:: Records

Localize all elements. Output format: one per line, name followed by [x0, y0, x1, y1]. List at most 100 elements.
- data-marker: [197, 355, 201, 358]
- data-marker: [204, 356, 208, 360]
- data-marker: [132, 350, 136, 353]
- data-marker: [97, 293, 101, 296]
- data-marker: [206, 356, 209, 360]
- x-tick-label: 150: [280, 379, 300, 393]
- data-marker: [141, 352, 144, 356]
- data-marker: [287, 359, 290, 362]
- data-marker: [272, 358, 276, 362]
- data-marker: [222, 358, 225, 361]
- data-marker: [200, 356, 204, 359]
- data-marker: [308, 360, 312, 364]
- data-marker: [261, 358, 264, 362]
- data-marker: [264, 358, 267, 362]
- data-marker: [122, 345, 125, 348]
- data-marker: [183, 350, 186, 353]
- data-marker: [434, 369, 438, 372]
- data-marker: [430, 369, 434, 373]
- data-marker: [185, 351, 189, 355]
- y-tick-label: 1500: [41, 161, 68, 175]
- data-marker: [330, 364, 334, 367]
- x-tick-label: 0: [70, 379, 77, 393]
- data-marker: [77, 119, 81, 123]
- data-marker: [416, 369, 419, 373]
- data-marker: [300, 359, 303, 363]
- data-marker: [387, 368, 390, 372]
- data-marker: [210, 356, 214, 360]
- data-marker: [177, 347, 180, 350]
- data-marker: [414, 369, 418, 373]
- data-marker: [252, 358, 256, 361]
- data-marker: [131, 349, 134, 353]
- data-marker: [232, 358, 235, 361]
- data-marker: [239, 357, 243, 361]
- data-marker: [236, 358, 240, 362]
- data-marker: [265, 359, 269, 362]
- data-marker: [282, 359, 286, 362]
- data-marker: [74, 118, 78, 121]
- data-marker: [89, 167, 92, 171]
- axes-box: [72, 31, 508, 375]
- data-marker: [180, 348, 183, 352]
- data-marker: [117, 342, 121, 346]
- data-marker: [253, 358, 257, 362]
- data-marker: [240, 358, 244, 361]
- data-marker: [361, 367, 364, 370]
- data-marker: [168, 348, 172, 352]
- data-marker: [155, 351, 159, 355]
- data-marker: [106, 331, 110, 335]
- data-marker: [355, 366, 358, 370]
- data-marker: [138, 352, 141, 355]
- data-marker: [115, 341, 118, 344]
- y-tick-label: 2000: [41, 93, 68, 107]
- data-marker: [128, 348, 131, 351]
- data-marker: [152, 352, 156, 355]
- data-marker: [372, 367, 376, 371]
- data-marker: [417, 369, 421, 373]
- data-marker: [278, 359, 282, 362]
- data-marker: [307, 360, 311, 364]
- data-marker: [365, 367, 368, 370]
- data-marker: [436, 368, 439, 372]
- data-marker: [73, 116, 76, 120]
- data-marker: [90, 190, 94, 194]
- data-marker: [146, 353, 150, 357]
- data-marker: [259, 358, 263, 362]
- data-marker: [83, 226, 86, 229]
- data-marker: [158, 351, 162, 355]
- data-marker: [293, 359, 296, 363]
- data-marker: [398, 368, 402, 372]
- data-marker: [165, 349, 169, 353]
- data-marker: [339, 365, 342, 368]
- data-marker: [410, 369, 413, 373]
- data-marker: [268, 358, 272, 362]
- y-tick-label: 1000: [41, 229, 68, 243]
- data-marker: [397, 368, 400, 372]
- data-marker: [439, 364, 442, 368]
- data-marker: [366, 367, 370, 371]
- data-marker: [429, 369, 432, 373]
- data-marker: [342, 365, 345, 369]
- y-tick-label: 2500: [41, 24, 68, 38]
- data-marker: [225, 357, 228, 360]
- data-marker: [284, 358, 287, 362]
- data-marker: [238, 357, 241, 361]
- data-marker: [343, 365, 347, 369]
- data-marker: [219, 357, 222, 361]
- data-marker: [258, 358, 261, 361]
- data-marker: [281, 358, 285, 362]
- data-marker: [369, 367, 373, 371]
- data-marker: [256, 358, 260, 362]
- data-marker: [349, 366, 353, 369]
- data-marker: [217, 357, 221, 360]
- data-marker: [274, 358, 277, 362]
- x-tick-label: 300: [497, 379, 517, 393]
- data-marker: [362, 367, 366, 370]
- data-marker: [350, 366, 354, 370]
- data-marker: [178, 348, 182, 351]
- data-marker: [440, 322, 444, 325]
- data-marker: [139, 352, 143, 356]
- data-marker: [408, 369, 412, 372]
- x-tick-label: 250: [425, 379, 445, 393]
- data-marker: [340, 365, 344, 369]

::::

→ Aim
Rewrite the rows from the first line through the line containing "- x-tick-label: 150: [280, 379, 300, 393]", changing "data-marker" to "scatter-point" everywhere and leaving all else the same.

→ Solution to the exercise
Localize all elements. Output format: one per line, name followed by [x0, y0, x1, y1]. List at most 100 elements.
- scatter-point: [197, 355, 201, 358]
- scatter-point: [204, 356, 208, 360]
- scatter-point: [132, 350, 136, 353]
- scatter-point: [97, 293, 101, 296]
- scatter-point: [206, 356, 209, 360]
- x-tick-label: 150: [280, 379, 300, 393]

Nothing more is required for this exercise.